WORK TO DO: Make an exact copy of the lines, leaving the pictures out.

RECORDS FOR THIS EXERCISE:
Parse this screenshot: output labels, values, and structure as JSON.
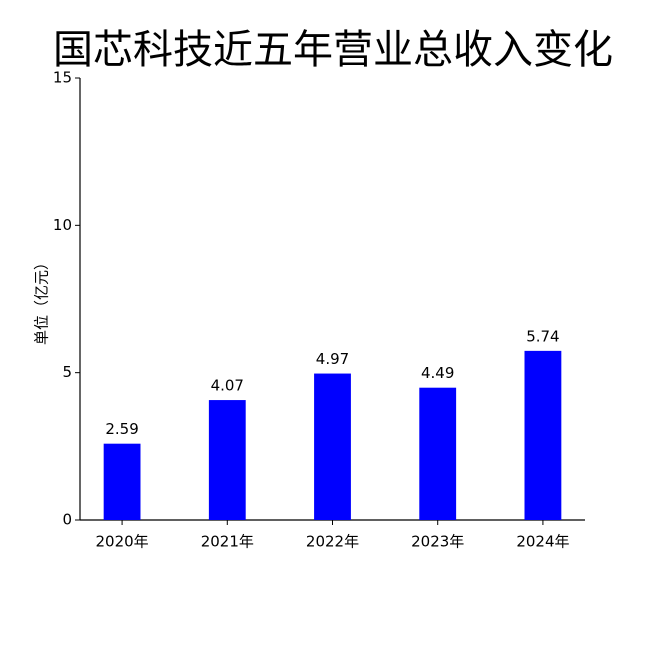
{
  "chart_data": {
    "type": "bar",
    "title": "国芯科技近五年营业总收入变化",
    "y_label": "单位（亿元）",
    "categories": [
      "2020年",
      "2021年",
      "2022年",
      "2023年",
      "2024年"
    ],
    "values": [
      2.59,
      4.07,
      4.97,
      4.49,
      5.74
    ],
    "color": "#0000ff",
    "ylim": [
      0,
      15
    ],
    "yticks": [
      0,
      5,
      10,
      15
    ],
    "grid": false
  }
}
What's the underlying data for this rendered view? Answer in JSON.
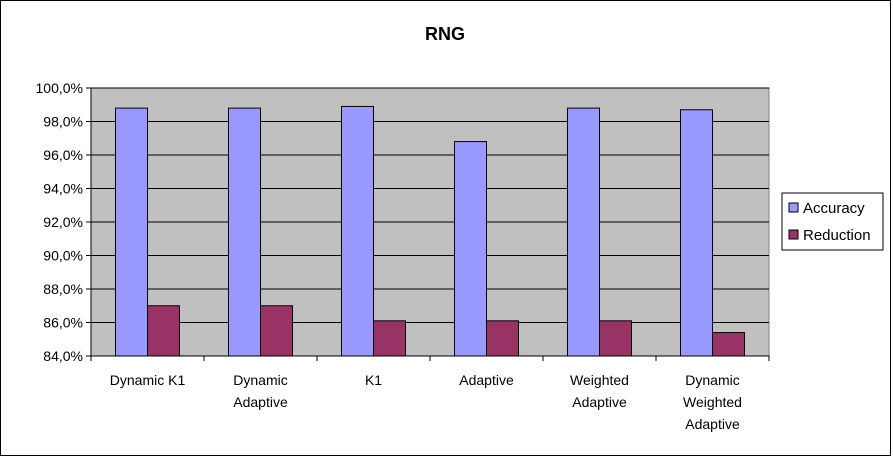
{
  "chart_data": {
    "type": "bar",
    "title": "RNG",
    "categories": [
      [
        "Dynamic K1"
      ],
      [
        "Dynamic",
        "Adaptive"
      ],
      [
        "K1"
      ],
      [
        "Adaptive"
      ],
      [
        "Weighted",
        "Adaptive"
      ],
      [
        "Dynamic",
        "Weighted",
        "Adaptive"
      ]
    ],
    "series": [
      {
        "name": "Accuracy",
        "color": "#9999ff",
        "values": [
          98.8,
          98.8,
          98.9,
          96.8,
          98.8,
          98.7
        ]
      },
      {
        "name": "Reduction",
        "color": "#993366",
        "values": [
          87.0,
          87.0,
          86.1,
          86.1,
          86.1,
          85.4
        ]
      }
    ],
    "ylim": [
      84,
      100
    ],
    "yticks": [
      "84,0%",
      "86,0%",
      "88,0%",
      "90,0%",
      "92,0%",
      "94,0%",
      "96,0%",
      "98,0%",
      "100,0%"
    ],
    "grid": true,
    "plot_background": "#c0c0c0",
    "legend_position": "right"
  }
}
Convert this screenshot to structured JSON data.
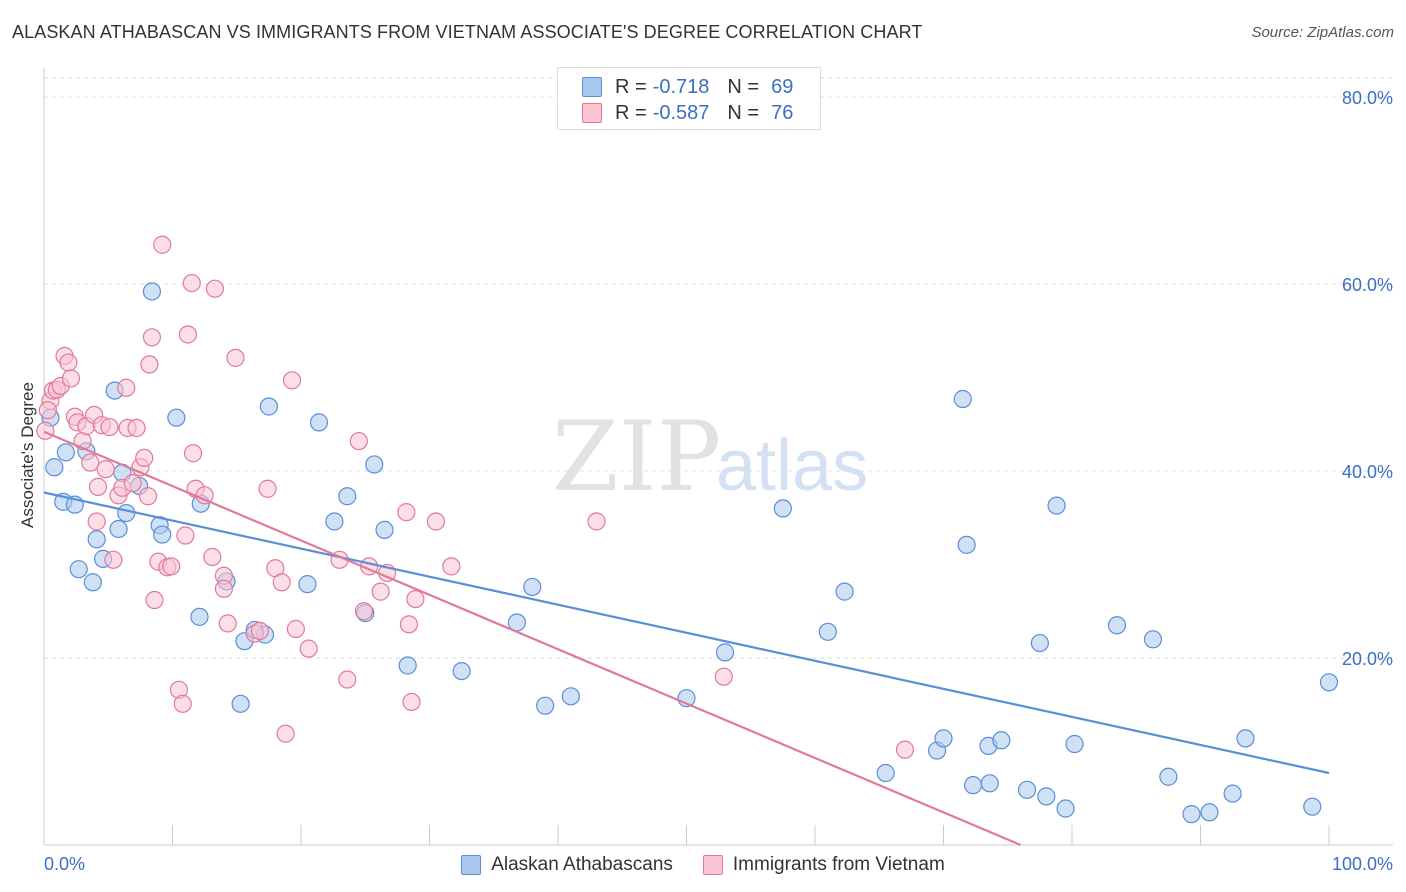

THE OUTPUT:
Parse this screenshot: output labels, values, and structure as JSON.
{
  "chart_data": {
    "type": "bar",
    "title": "国芯科技近五年营业总收入变化",
    "y_label": "单位（亿元）",
    "categories": [
      "2020年",
      "2021年",
      "2022年",
      "2023年",
      "2024年"
    ],
    "values": [
      2.59,
      4.07,
      4.97,
      4.49,
      5.74
    ],
    "color": "#0000ff",
    "ylim": [
      0,
      15
    ],
    "yticks": [
      0,
      5,
      10,
      15
    ],
    "grid": false
  }
}
What's the underlying data for this rendered view? Answer in JSON.
{
  "chart_data": {
    "type": "bar",
    "title": "RNG",
    "categories": [
      [
        "Dynamic K1"
      ],
      [
        "Dynamic",
        "Adaptive"
      ],
      [
        "K1"
      ],
      [
        "Adaptive"
      ],
      [
        "Weighted",
        "Adaptive"
      ],
      [
        "Dynamic",
        "Weighted",
        "Adaptive"
      ]
    ],
    "series": [
      {
        "name": "Accuracy",
        "color": "#9999ff",
        "values": [
          98.8,
          98.8,
          98.9,
          96.8,
          98.8,
          98.7
        ]
      },
      {
        "name": "Reduction",
        "color": "#993366",
        "values": [
          87.0,
          87.0,
          86.1,
          86.1,
          86.1,
          85.4
        ]
      }
    ],
    "ylim": [
      84,
      100
    ],
    "yticks": [
      "84,0%",
      "86,0%",
      "88,0%",
      "90,0%",
      "92,0%",
      "94,0%",
      "96,0%",
      "98,0%",
      "100,0%"
    ],
    "grid": true,
    "plot_background": "#c0c0c0",
    "legend_position": "right"
  }
}
Convert this screenshot to structured JSON data.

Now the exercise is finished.